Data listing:
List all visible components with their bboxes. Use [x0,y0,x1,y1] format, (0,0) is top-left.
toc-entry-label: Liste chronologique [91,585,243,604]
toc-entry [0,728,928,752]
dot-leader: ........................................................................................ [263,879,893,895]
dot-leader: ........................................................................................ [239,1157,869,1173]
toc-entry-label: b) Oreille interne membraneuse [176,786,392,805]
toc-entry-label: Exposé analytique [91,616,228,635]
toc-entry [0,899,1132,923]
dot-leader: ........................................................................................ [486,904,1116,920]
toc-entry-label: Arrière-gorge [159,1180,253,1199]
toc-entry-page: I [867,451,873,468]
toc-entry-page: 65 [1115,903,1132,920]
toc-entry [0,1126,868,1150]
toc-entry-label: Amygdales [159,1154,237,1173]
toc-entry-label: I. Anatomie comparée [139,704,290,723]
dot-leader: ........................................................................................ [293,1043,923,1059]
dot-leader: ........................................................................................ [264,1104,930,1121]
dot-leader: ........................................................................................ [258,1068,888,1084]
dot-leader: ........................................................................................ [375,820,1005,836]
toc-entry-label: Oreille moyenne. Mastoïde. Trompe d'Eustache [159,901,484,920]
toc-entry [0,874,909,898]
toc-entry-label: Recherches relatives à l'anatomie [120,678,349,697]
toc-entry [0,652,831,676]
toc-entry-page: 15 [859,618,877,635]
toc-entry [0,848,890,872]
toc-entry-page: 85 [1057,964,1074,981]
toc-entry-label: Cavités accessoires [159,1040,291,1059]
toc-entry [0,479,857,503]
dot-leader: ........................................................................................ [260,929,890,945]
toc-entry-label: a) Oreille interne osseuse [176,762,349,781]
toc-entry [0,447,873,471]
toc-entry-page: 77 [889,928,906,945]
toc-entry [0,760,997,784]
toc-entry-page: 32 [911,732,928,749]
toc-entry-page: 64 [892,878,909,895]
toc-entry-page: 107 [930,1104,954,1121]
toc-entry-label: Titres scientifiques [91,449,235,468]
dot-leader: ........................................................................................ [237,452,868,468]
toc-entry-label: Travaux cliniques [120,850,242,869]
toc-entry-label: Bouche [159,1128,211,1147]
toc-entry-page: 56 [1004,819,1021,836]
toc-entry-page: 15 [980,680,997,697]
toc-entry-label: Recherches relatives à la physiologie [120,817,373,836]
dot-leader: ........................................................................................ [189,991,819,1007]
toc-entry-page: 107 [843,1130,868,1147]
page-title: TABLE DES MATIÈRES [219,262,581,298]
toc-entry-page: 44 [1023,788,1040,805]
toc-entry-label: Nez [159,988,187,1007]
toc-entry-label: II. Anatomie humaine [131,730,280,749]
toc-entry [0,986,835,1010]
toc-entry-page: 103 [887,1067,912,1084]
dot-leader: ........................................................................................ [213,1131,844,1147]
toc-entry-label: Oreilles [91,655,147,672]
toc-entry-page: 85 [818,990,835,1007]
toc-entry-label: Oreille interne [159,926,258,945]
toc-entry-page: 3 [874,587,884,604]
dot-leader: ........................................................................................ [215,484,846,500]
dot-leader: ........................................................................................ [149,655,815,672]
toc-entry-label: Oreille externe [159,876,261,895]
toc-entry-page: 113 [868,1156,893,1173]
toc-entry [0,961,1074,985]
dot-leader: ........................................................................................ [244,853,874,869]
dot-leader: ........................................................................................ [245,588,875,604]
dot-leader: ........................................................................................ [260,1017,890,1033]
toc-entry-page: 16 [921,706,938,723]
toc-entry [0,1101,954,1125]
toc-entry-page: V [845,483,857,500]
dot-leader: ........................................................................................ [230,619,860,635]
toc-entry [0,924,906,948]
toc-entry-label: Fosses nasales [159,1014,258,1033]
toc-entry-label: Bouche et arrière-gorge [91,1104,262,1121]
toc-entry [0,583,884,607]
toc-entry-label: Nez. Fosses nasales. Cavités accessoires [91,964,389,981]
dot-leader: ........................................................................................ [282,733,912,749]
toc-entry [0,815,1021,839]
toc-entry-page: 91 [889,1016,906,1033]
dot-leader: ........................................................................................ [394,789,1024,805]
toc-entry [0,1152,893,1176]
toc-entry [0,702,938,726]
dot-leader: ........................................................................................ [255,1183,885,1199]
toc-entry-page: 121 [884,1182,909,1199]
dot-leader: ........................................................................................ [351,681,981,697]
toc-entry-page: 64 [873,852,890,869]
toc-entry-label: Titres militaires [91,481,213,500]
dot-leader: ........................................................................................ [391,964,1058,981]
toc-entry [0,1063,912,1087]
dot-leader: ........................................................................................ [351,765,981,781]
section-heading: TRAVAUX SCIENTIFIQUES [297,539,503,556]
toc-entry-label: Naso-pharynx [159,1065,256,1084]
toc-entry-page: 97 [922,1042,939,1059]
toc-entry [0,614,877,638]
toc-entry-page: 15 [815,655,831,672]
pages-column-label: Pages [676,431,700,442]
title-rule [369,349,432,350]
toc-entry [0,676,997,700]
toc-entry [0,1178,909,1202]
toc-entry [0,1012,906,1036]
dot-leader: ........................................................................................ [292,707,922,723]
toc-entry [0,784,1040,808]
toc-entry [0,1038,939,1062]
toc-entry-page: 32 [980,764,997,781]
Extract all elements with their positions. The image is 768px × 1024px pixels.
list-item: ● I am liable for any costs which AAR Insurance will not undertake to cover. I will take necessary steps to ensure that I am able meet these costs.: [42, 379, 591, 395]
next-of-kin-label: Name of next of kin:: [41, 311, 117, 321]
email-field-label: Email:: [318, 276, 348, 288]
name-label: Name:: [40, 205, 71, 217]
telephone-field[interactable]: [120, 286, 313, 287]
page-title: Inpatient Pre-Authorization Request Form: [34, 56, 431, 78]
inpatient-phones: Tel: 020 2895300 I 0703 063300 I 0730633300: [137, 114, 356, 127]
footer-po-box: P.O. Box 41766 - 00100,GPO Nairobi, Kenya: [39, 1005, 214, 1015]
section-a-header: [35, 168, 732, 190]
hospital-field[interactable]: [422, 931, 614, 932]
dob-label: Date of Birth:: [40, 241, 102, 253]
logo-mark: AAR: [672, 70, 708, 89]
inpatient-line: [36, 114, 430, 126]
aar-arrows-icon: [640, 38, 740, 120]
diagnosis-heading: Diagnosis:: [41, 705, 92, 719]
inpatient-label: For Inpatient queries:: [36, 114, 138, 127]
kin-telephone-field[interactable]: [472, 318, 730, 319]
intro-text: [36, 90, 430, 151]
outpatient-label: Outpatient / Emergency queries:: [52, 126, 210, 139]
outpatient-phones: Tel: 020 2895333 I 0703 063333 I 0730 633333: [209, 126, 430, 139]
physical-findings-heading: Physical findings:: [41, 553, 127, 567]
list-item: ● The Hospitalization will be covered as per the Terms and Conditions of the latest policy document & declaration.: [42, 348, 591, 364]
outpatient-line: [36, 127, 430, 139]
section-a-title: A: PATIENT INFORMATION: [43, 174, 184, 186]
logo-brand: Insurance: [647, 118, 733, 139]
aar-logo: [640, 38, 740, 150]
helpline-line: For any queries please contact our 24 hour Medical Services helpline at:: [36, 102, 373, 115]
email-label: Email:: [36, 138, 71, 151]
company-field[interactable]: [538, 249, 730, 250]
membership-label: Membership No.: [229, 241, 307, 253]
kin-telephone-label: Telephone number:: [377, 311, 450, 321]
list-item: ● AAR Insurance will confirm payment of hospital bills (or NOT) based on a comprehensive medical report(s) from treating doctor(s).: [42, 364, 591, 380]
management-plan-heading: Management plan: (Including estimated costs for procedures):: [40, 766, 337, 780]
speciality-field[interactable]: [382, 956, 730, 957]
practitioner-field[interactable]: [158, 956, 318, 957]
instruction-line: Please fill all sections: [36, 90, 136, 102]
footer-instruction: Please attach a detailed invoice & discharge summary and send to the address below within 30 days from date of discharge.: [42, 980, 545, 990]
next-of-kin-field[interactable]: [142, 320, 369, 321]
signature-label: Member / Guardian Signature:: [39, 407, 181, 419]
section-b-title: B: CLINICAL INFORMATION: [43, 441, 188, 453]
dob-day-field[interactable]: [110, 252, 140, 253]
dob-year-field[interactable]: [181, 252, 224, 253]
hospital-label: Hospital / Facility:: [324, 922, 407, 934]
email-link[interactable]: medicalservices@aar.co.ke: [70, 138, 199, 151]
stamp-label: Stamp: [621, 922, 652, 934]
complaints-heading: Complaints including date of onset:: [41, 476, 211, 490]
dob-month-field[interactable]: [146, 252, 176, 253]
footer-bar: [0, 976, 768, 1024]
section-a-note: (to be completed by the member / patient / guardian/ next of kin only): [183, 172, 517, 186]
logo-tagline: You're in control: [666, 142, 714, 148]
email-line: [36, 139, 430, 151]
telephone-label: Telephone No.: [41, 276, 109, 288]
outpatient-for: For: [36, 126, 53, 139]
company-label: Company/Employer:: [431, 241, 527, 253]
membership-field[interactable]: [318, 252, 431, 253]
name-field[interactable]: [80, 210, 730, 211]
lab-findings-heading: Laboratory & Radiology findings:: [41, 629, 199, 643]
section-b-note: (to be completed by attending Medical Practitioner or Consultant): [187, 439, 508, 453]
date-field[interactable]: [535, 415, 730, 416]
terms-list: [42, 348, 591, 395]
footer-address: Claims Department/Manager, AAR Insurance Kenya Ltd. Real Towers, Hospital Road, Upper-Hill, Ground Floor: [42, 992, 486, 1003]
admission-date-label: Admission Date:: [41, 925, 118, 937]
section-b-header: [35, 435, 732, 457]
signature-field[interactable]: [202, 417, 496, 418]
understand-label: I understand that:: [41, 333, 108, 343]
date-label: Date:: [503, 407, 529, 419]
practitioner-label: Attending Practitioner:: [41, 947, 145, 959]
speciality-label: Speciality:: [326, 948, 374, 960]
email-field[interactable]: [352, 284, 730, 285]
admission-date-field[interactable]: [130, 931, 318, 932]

* Exercise details *
Please repeat the material above word for word, from its first line through the line containing "toc-entry-label: Arrière-gorge [159,1180,253,1199]", both lines included.

* Result *
List all visible components with their bboxes. Use [x0,y0,x1,y1] format, (0,0) is top-left.
toc-entry-label: Liste chronologique [91,585,243,604]
toc-entry [0,728,928,752]
dot-leader: ........................................................................................ [263,879,893,895]
dot-leader: ........................................................................................ [239,1157,869,1173]
toc-entry-label: b) Oreille interne membraneuse [176,786,392,805]
toc-entry-label: Exposé analytique [91,616,228,635]
toc-entry [0,899,1132,923]
dot-leader: ........................................................................................ [486,904,1116,920]
toc-entry-label: Arrière-gorge [159,1180,253,1199]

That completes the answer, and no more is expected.